--- START ---

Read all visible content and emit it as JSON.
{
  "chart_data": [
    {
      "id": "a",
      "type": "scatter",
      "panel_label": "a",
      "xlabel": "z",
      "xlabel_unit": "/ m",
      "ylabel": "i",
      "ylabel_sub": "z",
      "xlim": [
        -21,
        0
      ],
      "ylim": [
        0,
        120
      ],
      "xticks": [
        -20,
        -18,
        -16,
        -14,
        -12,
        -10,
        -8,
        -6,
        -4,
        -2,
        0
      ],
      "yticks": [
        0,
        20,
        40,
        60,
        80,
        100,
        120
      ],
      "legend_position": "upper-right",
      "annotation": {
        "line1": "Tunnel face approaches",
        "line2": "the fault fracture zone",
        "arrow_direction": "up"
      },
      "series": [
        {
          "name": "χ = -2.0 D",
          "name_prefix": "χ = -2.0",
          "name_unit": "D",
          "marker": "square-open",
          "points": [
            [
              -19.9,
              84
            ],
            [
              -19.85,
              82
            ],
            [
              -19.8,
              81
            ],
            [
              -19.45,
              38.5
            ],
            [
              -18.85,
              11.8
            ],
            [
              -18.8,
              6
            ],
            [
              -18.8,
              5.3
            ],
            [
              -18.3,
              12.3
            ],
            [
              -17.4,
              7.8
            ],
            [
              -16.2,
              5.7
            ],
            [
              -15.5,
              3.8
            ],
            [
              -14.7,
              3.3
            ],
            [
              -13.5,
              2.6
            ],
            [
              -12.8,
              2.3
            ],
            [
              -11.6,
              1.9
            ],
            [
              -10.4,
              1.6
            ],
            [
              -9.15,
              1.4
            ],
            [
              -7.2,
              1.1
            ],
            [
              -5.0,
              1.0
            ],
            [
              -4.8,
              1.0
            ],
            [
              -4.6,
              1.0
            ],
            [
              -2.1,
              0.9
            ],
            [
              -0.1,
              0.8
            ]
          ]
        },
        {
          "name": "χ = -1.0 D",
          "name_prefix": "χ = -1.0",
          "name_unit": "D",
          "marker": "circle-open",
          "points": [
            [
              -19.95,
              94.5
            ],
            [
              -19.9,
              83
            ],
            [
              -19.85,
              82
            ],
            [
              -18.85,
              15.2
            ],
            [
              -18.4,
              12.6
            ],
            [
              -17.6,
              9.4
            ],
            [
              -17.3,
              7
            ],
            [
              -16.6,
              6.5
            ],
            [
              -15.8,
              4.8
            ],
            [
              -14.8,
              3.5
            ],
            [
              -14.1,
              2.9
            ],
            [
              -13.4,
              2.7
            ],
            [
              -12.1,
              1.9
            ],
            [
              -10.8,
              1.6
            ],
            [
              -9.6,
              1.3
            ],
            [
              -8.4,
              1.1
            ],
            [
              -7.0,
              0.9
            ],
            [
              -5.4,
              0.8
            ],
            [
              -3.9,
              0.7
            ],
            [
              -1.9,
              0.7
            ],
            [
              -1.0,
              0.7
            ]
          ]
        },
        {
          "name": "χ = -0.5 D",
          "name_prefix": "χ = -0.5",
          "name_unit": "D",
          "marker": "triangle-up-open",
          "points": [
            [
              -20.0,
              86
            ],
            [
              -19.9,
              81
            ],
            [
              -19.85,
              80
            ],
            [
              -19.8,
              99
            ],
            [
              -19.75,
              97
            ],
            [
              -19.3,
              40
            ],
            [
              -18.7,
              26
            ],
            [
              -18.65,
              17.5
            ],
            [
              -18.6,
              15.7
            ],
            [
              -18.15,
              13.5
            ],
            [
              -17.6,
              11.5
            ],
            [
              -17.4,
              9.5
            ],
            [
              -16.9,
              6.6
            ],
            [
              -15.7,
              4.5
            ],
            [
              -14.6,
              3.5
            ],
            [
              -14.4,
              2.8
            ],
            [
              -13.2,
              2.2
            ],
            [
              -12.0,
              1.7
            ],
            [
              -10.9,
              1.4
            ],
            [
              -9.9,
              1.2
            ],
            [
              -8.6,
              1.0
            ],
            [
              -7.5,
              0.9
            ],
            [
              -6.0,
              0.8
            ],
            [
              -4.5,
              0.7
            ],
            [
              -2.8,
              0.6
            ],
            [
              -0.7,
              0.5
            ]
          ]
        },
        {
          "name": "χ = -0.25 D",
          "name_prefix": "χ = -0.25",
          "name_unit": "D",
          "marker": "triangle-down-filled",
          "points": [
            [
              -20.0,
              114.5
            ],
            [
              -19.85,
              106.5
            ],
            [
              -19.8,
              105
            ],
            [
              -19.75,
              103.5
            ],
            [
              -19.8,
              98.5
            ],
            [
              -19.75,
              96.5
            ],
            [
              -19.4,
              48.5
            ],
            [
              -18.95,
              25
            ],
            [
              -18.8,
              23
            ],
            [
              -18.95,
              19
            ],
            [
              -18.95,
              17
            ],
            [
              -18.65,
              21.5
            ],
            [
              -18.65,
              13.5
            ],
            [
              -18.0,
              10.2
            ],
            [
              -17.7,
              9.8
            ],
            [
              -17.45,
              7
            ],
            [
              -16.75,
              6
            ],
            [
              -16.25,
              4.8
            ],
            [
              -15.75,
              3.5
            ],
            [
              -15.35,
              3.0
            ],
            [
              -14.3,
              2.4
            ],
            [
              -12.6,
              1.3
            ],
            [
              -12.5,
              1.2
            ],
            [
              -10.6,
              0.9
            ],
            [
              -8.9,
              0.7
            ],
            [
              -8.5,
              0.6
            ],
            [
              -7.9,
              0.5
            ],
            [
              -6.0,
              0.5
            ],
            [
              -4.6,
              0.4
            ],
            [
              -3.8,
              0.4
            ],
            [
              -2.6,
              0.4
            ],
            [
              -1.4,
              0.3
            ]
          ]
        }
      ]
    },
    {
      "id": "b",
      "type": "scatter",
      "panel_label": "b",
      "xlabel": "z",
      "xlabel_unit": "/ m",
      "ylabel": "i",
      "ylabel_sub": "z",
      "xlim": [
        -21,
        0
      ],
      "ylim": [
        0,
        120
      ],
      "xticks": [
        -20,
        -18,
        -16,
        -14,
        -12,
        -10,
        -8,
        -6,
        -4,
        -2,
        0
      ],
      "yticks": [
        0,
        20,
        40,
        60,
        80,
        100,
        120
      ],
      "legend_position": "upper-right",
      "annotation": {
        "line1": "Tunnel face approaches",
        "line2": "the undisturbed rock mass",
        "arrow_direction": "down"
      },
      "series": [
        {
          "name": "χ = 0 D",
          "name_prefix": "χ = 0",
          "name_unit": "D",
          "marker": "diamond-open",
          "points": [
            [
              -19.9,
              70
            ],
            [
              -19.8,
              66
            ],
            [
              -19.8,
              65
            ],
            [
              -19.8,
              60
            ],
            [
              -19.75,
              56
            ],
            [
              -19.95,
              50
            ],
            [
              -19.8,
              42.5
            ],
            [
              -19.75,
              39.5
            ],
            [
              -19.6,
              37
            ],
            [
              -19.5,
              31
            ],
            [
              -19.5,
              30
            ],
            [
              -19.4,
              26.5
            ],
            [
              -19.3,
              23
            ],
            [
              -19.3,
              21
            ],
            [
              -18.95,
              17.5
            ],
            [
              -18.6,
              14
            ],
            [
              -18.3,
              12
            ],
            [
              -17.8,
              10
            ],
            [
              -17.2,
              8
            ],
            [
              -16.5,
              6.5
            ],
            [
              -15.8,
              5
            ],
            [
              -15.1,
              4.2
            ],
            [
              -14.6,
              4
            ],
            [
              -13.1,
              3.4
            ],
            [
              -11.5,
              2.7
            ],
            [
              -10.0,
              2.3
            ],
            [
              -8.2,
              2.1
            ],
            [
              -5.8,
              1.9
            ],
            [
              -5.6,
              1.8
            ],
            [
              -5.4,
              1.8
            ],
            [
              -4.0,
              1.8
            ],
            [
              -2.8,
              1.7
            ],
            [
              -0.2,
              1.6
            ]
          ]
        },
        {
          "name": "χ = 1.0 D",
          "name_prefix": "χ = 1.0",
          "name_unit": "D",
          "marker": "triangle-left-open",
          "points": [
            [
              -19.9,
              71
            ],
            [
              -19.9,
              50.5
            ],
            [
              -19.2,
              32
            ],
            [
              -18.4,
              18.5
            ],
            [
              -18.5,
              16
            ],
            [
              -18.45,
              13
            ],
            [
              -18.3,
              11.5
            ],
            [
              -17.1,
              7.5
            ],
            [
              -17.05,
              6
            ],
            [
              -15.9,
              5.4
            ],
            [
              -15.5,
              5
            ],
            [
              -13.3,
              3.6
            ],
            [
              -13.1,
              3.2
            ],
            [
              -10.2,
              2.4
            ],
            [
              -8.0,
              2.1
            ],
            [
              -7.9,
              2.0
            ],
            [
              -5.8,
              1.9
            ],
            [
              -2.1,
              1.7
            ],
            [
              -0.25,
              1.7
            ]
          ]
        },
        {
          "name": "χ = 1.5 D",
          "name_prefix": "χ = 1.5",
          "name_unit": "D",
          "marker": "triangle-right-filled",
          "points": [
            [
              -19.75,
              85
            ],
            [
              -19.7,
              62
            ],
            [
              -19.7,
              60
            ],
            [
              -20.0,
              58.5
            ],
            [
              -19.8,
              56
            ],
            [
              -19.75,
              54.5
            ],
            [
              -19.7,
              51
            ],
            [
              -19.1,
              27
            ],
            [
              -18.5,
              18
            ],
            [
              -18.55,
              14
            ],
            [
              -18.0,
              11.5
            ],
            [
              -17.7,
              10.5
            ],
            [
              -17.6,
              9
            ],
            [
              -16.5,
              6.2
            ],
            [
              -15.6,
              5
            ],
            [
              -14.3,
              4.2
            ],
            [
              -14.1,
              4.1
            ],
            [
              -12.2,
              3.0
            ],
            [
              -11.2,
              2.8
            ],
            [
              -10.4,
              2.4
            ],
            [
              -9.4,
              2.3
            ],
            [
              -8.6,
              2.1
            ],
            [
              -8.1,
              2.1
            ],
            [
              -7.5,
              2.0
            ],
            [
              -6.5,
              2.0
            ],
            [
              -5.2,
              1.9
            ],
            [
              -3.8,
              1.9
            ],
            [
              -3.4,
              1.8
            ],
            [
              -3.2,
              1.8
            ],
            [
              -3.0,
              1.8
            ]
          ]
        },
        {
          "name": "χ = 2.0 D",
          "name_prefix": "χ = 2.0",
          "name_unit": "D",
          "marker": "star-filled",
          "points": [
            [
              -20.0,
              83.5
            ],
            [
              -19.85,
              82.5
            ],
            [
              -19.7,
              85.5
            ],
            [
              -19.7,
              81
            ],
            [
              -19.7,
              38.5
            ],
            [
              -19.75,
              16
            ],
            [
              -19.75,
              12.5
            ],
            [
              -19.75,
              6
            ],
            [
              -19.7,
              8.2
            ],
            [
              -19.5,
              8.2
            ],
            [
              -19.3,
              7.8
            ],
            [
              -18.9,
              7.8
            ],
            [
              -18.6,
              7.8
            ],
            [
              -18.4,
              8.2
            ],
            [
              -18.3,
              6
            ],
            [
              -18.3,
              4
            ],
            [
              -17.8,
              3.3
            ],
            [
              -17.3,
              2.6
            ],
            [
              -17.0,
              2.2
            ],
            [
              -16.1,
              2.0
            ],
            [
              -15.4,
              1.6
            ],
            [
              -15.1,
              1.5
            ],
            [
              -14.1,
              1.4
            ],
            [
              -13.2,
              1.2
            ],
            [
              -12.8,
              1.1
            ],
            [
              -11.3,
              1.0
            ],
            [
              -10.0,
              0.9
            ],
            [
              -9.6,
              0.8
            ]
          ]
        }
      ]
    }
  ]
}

--- END ---

__Goal of the exercise__: Return each line that includes "open".

__Exercise response__:
          "marker": "square-open",
          "marker": "circle-open",
          "marker": "triangle-up-open",
          "marker": "diamond-open",
          "marker": "triangle-left-open",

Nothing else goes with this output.